● Challenge: Type every record exactly as it appears.
━━━ Supplied information ━━━
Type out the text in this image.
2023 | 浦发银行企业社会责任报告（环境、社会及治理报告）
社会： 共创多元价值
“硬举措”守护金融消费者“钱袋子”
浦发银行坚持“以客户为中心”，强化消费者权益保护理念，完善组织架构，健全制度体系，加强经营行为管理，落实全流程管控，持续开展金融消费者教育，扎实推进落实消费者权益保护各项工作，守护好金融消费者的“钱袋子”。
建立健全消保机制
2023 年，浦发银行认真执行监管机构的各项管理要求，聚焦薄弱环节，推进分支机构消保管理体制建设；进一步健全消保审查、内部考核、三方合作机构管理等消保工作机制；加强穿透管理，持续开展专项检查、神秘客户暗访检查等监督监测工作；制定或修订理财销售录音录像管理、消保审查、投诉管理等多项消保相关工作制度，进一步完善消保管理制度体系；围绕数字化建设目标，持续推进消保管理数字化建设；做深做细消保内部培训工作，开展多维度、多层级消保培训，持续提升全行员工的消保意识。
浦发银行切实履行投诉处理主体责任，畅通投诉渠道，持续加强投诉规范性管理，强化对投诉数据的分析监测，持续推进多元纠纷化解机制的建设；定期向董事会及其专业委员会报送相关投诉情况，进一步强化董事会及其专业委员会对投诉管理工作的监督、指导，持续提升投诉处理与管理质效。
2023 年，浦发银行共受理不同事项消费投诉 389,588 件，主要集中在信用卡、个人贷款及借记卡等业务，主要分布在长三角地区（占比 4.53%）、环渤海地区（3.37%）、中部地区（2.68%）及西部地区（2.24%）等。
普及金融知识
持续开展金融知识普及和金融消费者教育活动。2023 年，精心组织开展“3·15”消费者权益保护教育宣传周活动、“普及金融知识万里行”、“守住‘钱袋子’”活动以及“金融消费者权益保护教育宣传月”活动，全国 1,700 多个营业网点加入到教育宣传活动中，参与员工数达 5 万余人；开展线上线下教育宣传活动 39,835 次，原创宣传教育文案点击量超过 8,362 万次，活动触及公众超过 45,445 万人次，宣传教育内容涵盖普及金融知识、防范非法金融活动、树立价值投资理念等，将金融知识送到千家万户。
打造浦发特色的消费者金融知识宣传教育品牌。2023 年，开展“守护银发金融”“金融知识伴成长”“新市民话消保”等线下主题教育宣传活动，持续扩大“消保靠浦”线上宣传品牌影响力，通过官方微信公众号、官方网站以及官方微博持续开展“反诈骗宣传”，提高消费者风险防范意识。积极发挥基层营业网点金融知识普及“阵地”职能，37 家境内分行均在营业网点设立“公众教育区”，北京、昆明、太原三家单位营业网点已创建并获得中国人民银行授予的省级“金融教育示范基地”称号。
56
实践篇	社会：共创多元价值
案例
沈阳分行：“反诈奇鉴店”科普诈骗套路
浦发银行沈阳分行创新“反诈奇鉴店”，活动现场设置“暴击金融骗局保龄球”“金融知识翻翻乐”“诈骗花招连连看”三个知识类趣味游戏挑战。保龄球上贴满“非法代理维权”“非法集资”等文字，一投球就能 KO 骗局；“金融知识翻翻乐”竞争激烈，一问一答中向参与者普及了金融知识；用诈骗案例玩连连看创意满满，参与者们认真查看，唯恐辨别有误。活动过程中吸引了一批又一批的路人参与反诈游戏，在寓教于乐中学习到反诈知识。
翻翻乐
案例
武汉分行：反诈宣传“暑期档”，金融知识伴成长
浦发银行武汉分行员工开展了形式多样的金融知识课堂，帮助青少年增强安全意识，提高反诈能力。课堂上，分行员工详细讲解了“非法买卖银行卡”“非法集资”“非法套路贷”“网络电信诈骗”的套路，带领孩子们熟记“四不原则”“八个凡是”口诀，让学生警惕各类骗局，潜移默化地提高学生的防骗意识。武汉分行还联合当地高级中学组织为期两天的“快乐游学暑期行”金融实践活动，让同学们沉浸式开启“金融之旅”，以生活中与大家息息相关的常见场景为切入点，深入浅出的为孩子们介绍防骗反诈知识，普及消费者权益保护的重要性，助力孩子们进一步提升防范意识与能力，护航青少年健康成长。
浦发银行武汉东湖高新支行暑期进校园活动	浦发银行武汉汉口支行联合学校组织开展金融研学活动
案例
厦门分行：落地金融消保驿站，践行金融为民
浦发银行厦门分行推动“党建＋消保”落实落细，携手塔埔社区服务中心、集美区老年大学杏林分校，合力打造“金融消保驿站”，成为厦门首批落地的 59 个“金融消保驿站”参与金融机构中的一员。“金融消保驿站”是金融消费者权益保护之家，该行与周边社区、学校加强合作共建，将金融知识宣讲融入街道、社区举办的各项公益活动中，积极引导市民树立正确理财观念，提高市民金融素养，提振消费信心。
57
━━━
● Complete output:
Type out the text in this image.
2023 | 浦发银行企业社会责任报告（环境、社会及治理报告）
社会： 共创多元价值
“硬举措”守护金融消费者“钱袋子”
浦发银行坚持“以客户为中心”，强化消费者权益保护理念，完善组织架构，健全制度体系，加强经营行为管理，落实全流程管控，持续开展金融消费者教育，扎实推进落实消费者权益保护各项工作，守护好金融消费者的“钱袋子”。
建立健全消保机制
2023 年，浦发银行认真执行监管机构的各项管理要求，聚焦薄弱环节，推进分支机构消保管理体制建设；进一步健全消保审查、内部考核、三方合作机构管理等消保工作机制；加强穿透管理，持续开展专项检查、神秘客户暗访检查等监督监测工作；制定或修订理财销售录音录像管理、消保审查、投诉管理等多项消保相关工作制度，进一步完善消保管理制度体系；围绕数字化建设目标，持续推进消保管理数字化建设；做深做细消保内部培训工作，开展多维度、多层级消保培训，持续提升全行员工的消保意识。
浦发银行切实履行投诉处理主体责任，畅通投诉渠道，持续加强投诉规范性管理，强化对投诉数据的分析监测，持续推进多元纠纷化解机制的建设；定期向董事会及其专业委员会报送相关投诉情况，进一步强化董事会及其专业委员会对投诉管理工作的监督、指导，持续提升投诉处理与管理质效。
2023 年，浦发银行共受理不同事项消费投诉 389,588 件，主要集中在信用卡、个人贷款及借记卡等业务，主要分布在长三角地区（占比 4.53%）、环渤海地区（3.37%）、中部地区（2.68%）及西部地区（2.24%）等。
普及金融知识
持续开展金融知识普及和金融消费者教育活动。2023 年，精心组织开展“3·15”消费者权益保护教育宣传周活动、“普及金融知识万里行”、“守住‘钱袋子’”活动以及“金融消费者权益保护教育宣传月”活动，全国 1,700 多个营业网点加入到教育宣传活动中，参与员工数达 5 万余人；开展线上线下教育宣传活动 39,835 次，原创宣传教育文案点击量超过 8,362 万次，活动触及公众超过 45,445 万人次，宣传教育内容涵盖普及金融知识、防范非法金融活动、树立价值投资理念等，将金融知识送到千家万户。
打造浦发特色的消费者金融知识宣传教育品牌。2023 年，开展“守护银发金融”“金融知识伴成长”“新市民话消保”等线下主题教育宣传活动，持续扩大“消保靠浦”线上宣传品牌影响力，通过官方微信公众号、官方网站以及官方微博持续开展“反诈骗宣传”，提高消费者风险防范意识。积极发挥基层营业网点金融知识普及“阵地”职能，37 家境内分行均在营业网点设立“公众教育区”，北京、昆明、太原三家单位营业网点已创建并获得中国人民银行授予的省级“金融教育示范基地”称号。
56
实践篇	社会：共创多元价值
案例
沈阳分行：“反诈奇鉴店”科普诈骗套路
浦发银行沈阳分行创新“反诈奇鉴店”，活动现场设置“暴击金融骗局保龄球”“金融知识翻翻乐”“诈骗花招连连看”三个知识类趣味游戏挑战。保龄球上贴满“非法代理维权”“非法集资”等文字，一投球就能 KO 骗局；“金融知识翻翻乐”竞争激烈，一问一答中向参与者普及了金融知识；用诈骗案例玩连连看创意满满，参与者们认真查看，唯恐辨别有误。活动过程中吸引了一批又一批的路人参与反诈游戏，在寓教于乐中学习到反诈知识。
翻翻乐
案例
武汉分行：反诈宣传“暑期档”，金融知识伴成长
浦发银行武汉分行员工开展了形式多样的金融知识课堂，帮助青少年增强安全意识，提高反诈能力。课堂上，分行员工详细讲解了“非法买卖银行卡”“非法集资”“非法套路贷”“网络电信诈骗”的套路，带领孩子们熟记“四不原则”“八个凡是”口诀，让学生警惕各类骗局，潜移默化地提高学生的防骗意识。武汉分行还联合当地高级中学组织为期两天的“快乐游学暑期行”金融实践活动，让同学们沉浸式开启“金融之旅”，以生活中与大家息息相关的常见场景为切入点，深入浅出的为孩子们介绍防骗反诈知识，普及消费者权益保护的重要性，助力孩子们进一步提升防范意识与能力，护航青少年健康成长。
浦发银行武汉东湖高新支行暑期进校园活动	浦发银行武汉汉口支行联合学校组织开展金融研学活动
案例
厦门分行：落地金融消保驿站，践行金融为民
浦发银行厦门分行推动“党建＋消保”落实落细，携手塔埔社区服务中心、集美区老年大学杏林分校，合力打造“金融消保驿站”，成为厦门首批落地的 59 个“金融消保驿站”参与金融机构中的一员。“金融消保驿站”是金融消费者权益保护之家，该行与周边社区、学校加强合作共建，将金融知识宣讲融入街道、社区举办的各项公益活动中，积极引导市民树立正确理财观念，提高市民金融素养，提振消费信心。
57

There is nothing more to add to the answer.